- **Stated problem**: Copy all the entries word for word, but omit the pictures.

- **Material supplied**:
— START —

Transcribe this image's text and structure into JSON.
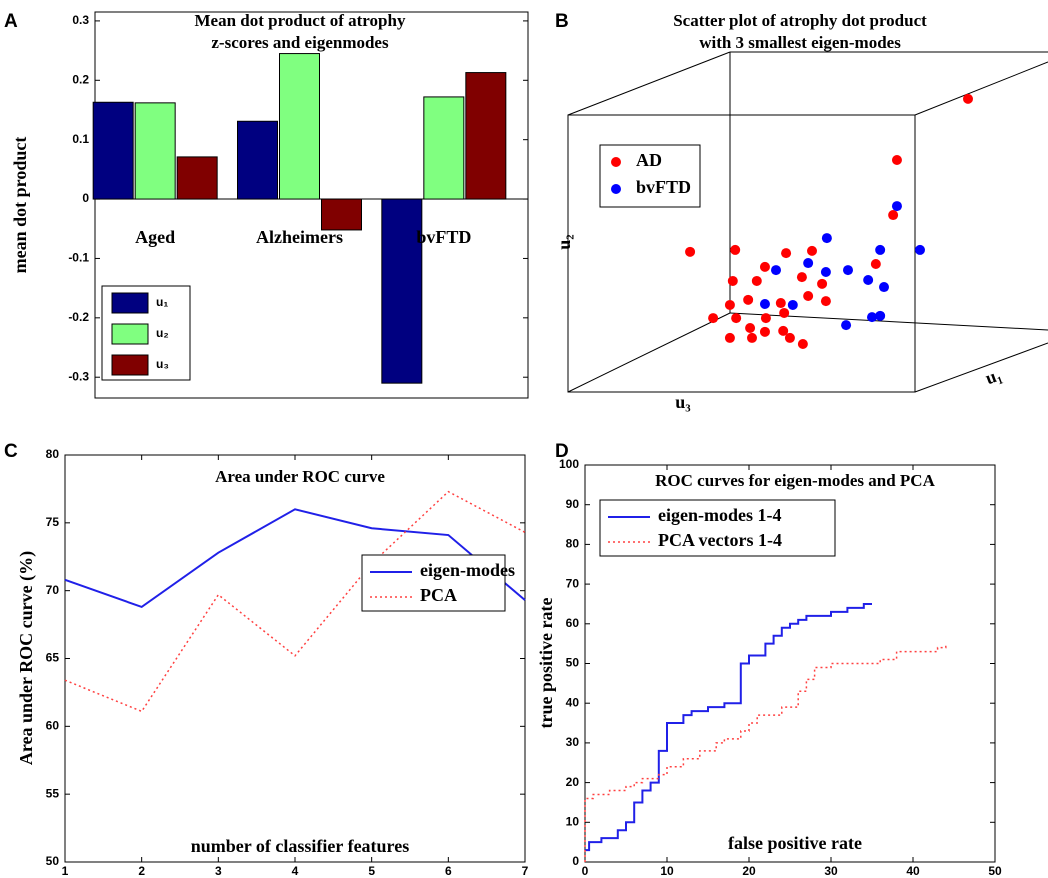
{
  "chart_data": [
    {
      "type": "bar",
      "panel": "A",
      "title": [
        "Mean dot product of atrophy",
        "z-scores and eigenmodes"
      ],
      "ylabel": "mean dot product",
      "categories": [
        "Aged",
        "Alzheimers",
        "bvFTD"
      ],
      "series": [
        {
          "name": "u₁",
          "color": "#000080",
          "values": [
            0.163,
            0.131,
            -0.31
          ]
        },
        {
          "name": "u₂",
          "color": "#80ff80",
          "values": [
            0.162,
            0.245,
            0.172
          ]
        },
        {
          "name": "u₃",
          "color": "#800000",
          "values": [
            0.071,
            -0.052,
            0.213
          ]
        }
      ],
      "ylim": [
        -0.335,
        0.315
      ],
      "yticks": [
        -0.3,
        -0.2,
        -0.1,
        0,
        0.1,
        0.2,
        0.3
      ],
      "legend": "lower left"
    },
    {
      "type": "scatter",
      "panel": "B",
      "title": [
        "Scatter plot of atrophy dot product",
        "with 3 smallest eigen-modes"
      ],
      "xlabel": "u₃",
      "ylabel": "u₂",
      "zlabel": "u₁",
      "series": [
        {
          "name": "AD",
          "color": "#ff0000",
          "x": [
            85.0,
            70.2,
            69.4,
            27.1,
            36.5,
            47.1,
            52.5,
            42.7,
            36.0,
            41.0,
            50.4,
            54.6,
            39.2,
            51.7,
            55.4,
            35.4,
            46.0,
            31.9,
            36.7,
            42.9,
            46.7,
            39.6,
            42.7,
            46.5,
            35.4,
            40.0,
            47.9,
            50.6,
            65.8
          ],
          "values": [
            94.1,
            75.0,
            57.8,
            46.3,
            46.9,
            45.9,
            46.6,
            41.6,
            37.2,
            37.2,
            38.4,
            36.3,
            31.3,
            32.5,
            30.9,
            29.7,
            30.3,
            25.6,
            25.6,
            25.6,
            27.2,
            22.5,
            21.3,
            21.6,
            19.4,
            19.4,
            19.4,
            17.5,
            42.5
          ]
        },
        {
          "name": "bvFTD",
          "color": "#0000ff",
          "x": [
            70.2,
            75.0,
            55.6,
            66.7,
            45.0,
            51.7,
            55.4,
            60.0,
            64.2,
            67.5,
            42.7,
            48.5,
            59.6,
            65.0,
            66.7
          ],
          "values": [
            60.6,
            46.9,
            50.6,
            46.9,
            40.6,
            42.8,
            40.0,
            40.6,
            37.5,
            35.3,
            30.0,
            29.7,
            23.4,
            25.9,
            26.3
          ]
        }
      ],
      "xlim": [
        0,
        100
      ],
      "ylim": [
        0,
        100
      ],
      "legend": "upper left"
    },
    {
      "type": "line",
      "panel": "C",
      "title": "Area under ROC curve",
      "xlabel": "number of classifier features",
      "ylabel": "Area under ROC curve (%)",
      "x": [
        1,
        2,
        3,
        4,
        5,
        6,
        7
      ],
      "series": [
        {
          "name": "eigen-modes",
          "color": "#2020e8",
          "dash": "solid",
          "values": [
            70.8,
            68.8,
            72.8,
            76.0,
            74.6,
            74.1,
            69.3
          ]
        },
        {
          "name": "PCA",
          "color": "#ff4040",
          "dash": "dotted",
          "values": [
            63.4,
            61.1,
            69.7,
            65.2,
            72.0,
            77.3,
            74.3
          ]
        }
      ],
      "xlim": [
        1,
        7
      ],
      "xticks": [
        1,
        2,
        3,
        4,
        5,
        6,
        7
      ],
      "ylim": [
        50,
        80
      ],
      "yticks": [
        50,
        55,
        60,
        65,
        70,
        75,
        80
      ],
      "legend": "lower right"
    },
    {
      "type": "line",
      "panel": "D",
      "title": "ROC curves for eigen-modes and PCA",
      "xlabel": "false positive rate",
      "ylabel": "true positive rate",
      "series": [
        {
          "name": "eigen-modes 1-4",
          "color": "#2020e8",
          "dash": "solid",
          "x": [
            0,
            0.5,
            0.5,
            2,
            2,
            4,
            4,
            5,
            5,
            6,
            6,
            7,
            7,
            8,
            8,
            9,
            9,
            10,
            10,
            12,
            12,
            13,
            13,
            15,
            15,
            17,
            17,
            19,
            19,
            20,
            20,
            22,
            22,
            23,
            23,
            24,
            24,
            25,
            25,
            26,
            26,
            27,
            27,
            30,
            30,
            32,
            32,
            34,
            34,
            35
          ],
          "values": [
            3,
            3,
            5,
            5,
            6,
            6,
            8,
            8,
            10,
            10,
            15,
            15,
            18,
            18,
            20,
            20,
            28,
            28,
            35,
            35,
            37,
            37,
            38,
            38,
            39,
            39,
            40,
            40,
            50,
            50,
            52,
            52,
            55,
            55,
            57,
            57,
            59,
            59,
            60,
            60,
            61,
            61,
            62,
            62,
            63,
            63,
            64,
            64,
            65,
            65
          ]
        },
        {
          "name": "PCA vectors 1-4",
          "color": "#ff4040",
          "dash": "dotted",
          "x": [
            0,
            0,
            1,
            1,
            3,
            3,
            5,
            5,
            6,
            6,
            7,
            7,
            9,
            9,
            10,
            10,
            12,
            12,
            14,
            14,
            16,
            16,
            17,
            17,
            19,
            19,
            20,
            20,
            21,
            21,
            24,
            24,
            26,
            26,
            27,
            27,
            28,
            28,
            30,
            30,
            36,
            36,
            38,
            38,
            43,
            43,
            44,
            44
          ],
          "values": [
            0,
            16,
            16,
            17,
            17,
            18,
            18,
            19,
            19,
            20,
            20,
            21,
            21,
            22,
            22,
            24,
            24,
            26,
            26,
            28,
            28,
            30,
            30,
            31,
            31,
            33,
            33,
            35,
            35,
            37,
            37,
            39,
            39,
            43,
            43,
            46,
            46,
            49,
            49,
            50,
            50,
            51,
            51,
            53,
            53,
            54,
            54,
            55
          ]
        }
      ],
      "xlim": [
        0,
        50
      ],
      "xticks": [
        0,
        10,
        20,
        30,
        40,
        50
      ],
      "ylim": [
        0,
        100
      ],
      "yticks": [
        0,
        10,
        20,
        30,
        40,
        50,
        60,
        70,
        80,
        90,
        100
      ],
      "legend": "upper left"
    }
  ]
}
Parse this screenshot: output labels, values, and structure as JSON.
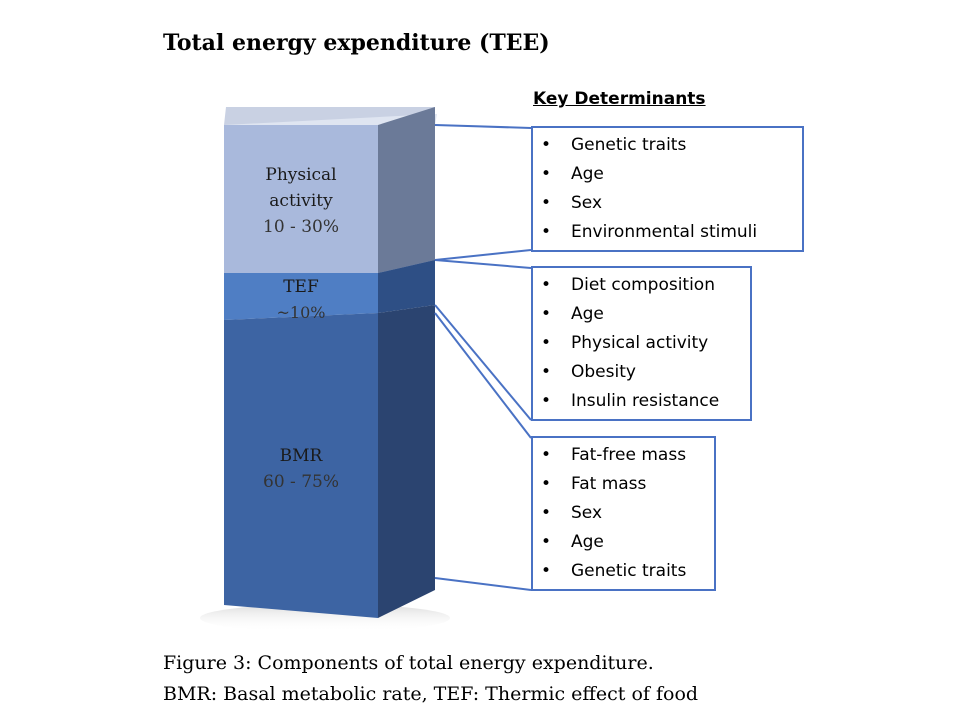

— END —

- **Complete answer**:
Transcribe this image's text and structure into JSON.
{
  "chart_data": [
    {
      "type": "bar",
      "panel": "A",
      "title": [
        "Mean dot product of atrophy",
        "z-scores and eigenmodes"
      ],
      "ylabel": "mean dot product",
      "categories": [
        "Aged",
        "Alzheimers",
        "bvFTD"
      ],
      "series": [
        {
          "name": "u₁",
          "color": "#000080",
          "values": [
            0.163,
            0.131,
            -0.31
          ]
        },
        {
          "name": "u₂",
          "color": "#80ff80",
          "values": [
            0.162,
            0.245,
            0.172
          ]
        },
        {
          "name": "u₃",
          "color": "#800000",
          "values": [
            0.071,
            -0.052,
            0.213
          ]
        }
      ],
      "ylim": [
        -0.335,
        0.315
      ],
      "yticks": [
        -0.3,
        -0.2,
        -0.1,
        0,
        0.1,
        0.2,
        0.3
      ],
      "legend": "lower left"
    },
    {
      "type": "scatter",
      "panel": "B",
      "title": [
        "Scatter plot of atrophy dot product",
        "with 3 smallest eigen-modes"
      ],
      "xlabel": "u₃",
      "ylabel": "u₂",
      "zlabel": "u₁",
      "series": [
        {
          "name": "AD",
          "color": "#ff0000",
          "x": [
            85.0,
            70.2,
            69.4,
            27.1,
            36.5,
            47.1,
            52.5,
            42.7,
            36.0,
            41.0,
            50.4,
            54.6,
            39.2,
            51.7,
            55.4,
            35.4,
            46.0,
            31.9,
            36.7,
            42.9,
            46.7,
            39.6,
            42.7,
            46.5,
            35.4,
            40.0,
            47.9,
            50.6,
            65.8
          ],
          "values": [
            94.1,
            75.0,
            57.8,
            46.3,
            46.9,
            45.9,
            46.6,
            41.6,
            37.2,
            37.2,
            38.4,
            36.3,
            31.3,
            32.5,
            30.9,
            29.7,
            30.3,
            25.6,
            25.6,
            25.6,
            27.2,
            22.5,
            21.3,
            21.6,
            19.4,
            19.4,
            19.4,
            17.5,
            42.5
          ]
        },
        {
          "name": "bvFTD",
          "color": "#0000ff",
          "x": [
            70.2,
            75.0,
            55.6,
            66.7,
            45.0,
            51.7,
            55.4,
            60.0,
            64.2,
            67.5,
            42.7,
            48.5,
            59.6,
            65.0,
            66.7
          ],
          "values": [
            60.6,
            46.9,
            50.6,
            46.9,
            40.6,
            42.8,
            40.0,
            40.6,
            37.5,
            35.3,
            30.0,
            29.7,
            23.4,
            25.9,
            26.3
          ]
        }
      ],
      "xlim": [
        0,
        100
      ],
      "ylim": [
        0,
        100
      ],
      "legend": "upper left"
    },
    {
      "type": "line",
      "panel": "C",
      "title": "Area under ROC curve",
      "xlabel": "number of classifier features",
      "ylabel": "Area under ROC curve (%)",
      "x": [
        1,
        2,
        3,
        4,
        5,
        6,
        7
      ],
      "series": [
        {
          "name": "eigen-modes",
          "color": "#2020e8",
          "dash": "solid",
          "values": [
            70.8,
            68.8,
            72.8,
            76.0,
            74.6,
            74.1,
            69.3
          ]
        },
        {
          "name": "PCA",
          "color": "#ff4040",
          "dash": "dotted",
          "values": [
            63.4,
            61.1,
            69.7,
            65.2,
            72.0,
            77.3,
            74.3
          ]
        }
      ],
      "xlim": [
        1,
        7
      ],
      "xticks": [
        1,
        2,
        3,
        4,
        5,
        6,
        7
      ],
      "ylim": [
        50,
        80
      ],
      "yticks": [
        50,
        55,
        60,
        65,
        70,
        75,
        80
      ],
      "legend": "lower right"
    },
    {
      "type": "line",
      "panel": "D",
      "title": "ROC curves for eigen-modes and PCA",
      "xlabel": "false positive rate",
      "ylabel": "true positive rate",
      "series": [
        {
          "name": "eigen-modes 1-4",
          "color": "#2020e8",
          "dash": "solid",
          "x": [
            0,
            0.5,
            0.5,
            2,
            2,
            4,
            4,
            5,
            5,
            6,
            6,
            7,
            7,
            8,
            8,
            9,
            9,
            10,
            10,
            12,
            12,
            13,
            13,
            15,
            15,
            17,
            17,
            19,
            19,
            20,
            20,
            22,
            22,
            23,
            23,
            24,
            24,
            25,
            25,
            26,
            26,
            27,
            27,
            30,
            30,
            32,
            32,
            34,
            34,
            35
          ],
          "values": [
            3,
            3,
            5,
            5,
            6,
            6,
            8,
            8,
            10,
            10,
            15,
            15,
            18,
            18,
            20,
            20,
            28,
            28,
            35,
            35,
            37,
            37,
            38,
            38,
            39,
            39,
            40,
            40,
            50,
            50,
            52,
            52,
            55,
            55,
            57,
            57,
            59,
            59,
            60,
            60,
            61,
            61,
            62,
            62,
            63,
            63,
            64,
            64,
            65,
            65
          ]
        },
        {
          "name": "PCA vectors 1-4",
          "color": "#ff4040",
          "dash": "dotted",
          "x": [
            0,
            0,
            1,
            1,
            3,
            3,
            5,
            5,
            6,
            6,
            7,
            7,
            9,
            9,
            10,
            10,
            12,
            12,
            14,
            14,
            16,
            16,
            17,
            17,
            19,
            19,
            20,
            20,
            21,
            21,
            24,
            24,
            26,
            26,
            27,
            27,
            28,
            28,
            30,
            30,
            36,
            36,
            38,
            38,
            43,
            43,
            44,
            44
          ],
          "values": [
            0,
            16,
            16,
            17,
            17,
            18,
            18,
            19,
            19,
            20,
            20,
            21,
            21,
            22,
            22,
            24,
            24,
            26,
            26,
            28,
            28,
            30,
            30,
            31,
            31,
            33,
            33,
            35,
            35,
            37,
            37,
            39,
            39,
            43,
            43,
            46,
            46,
            49,
            49,
            50,
            50,
            51,
            51,
            53,
            53,
            54,
            54,
            55
          ]
        }
      ],
      "xlim": [
        0,
        50
      ],
      "xticks": [
        0,
        10,
        20,
        30,
        40,
        50
      ],
      "ylim": [
        0,
        100
      ],
      "yticks": [
        0,
        10,
        20,
        30,
        40,
        50,
        60,
        70,
        80,
        90,
        100
      ],
      "legend": "upper left"
    }
  ]
}
Parse this screenshot: output labels, values, and structure as JSON.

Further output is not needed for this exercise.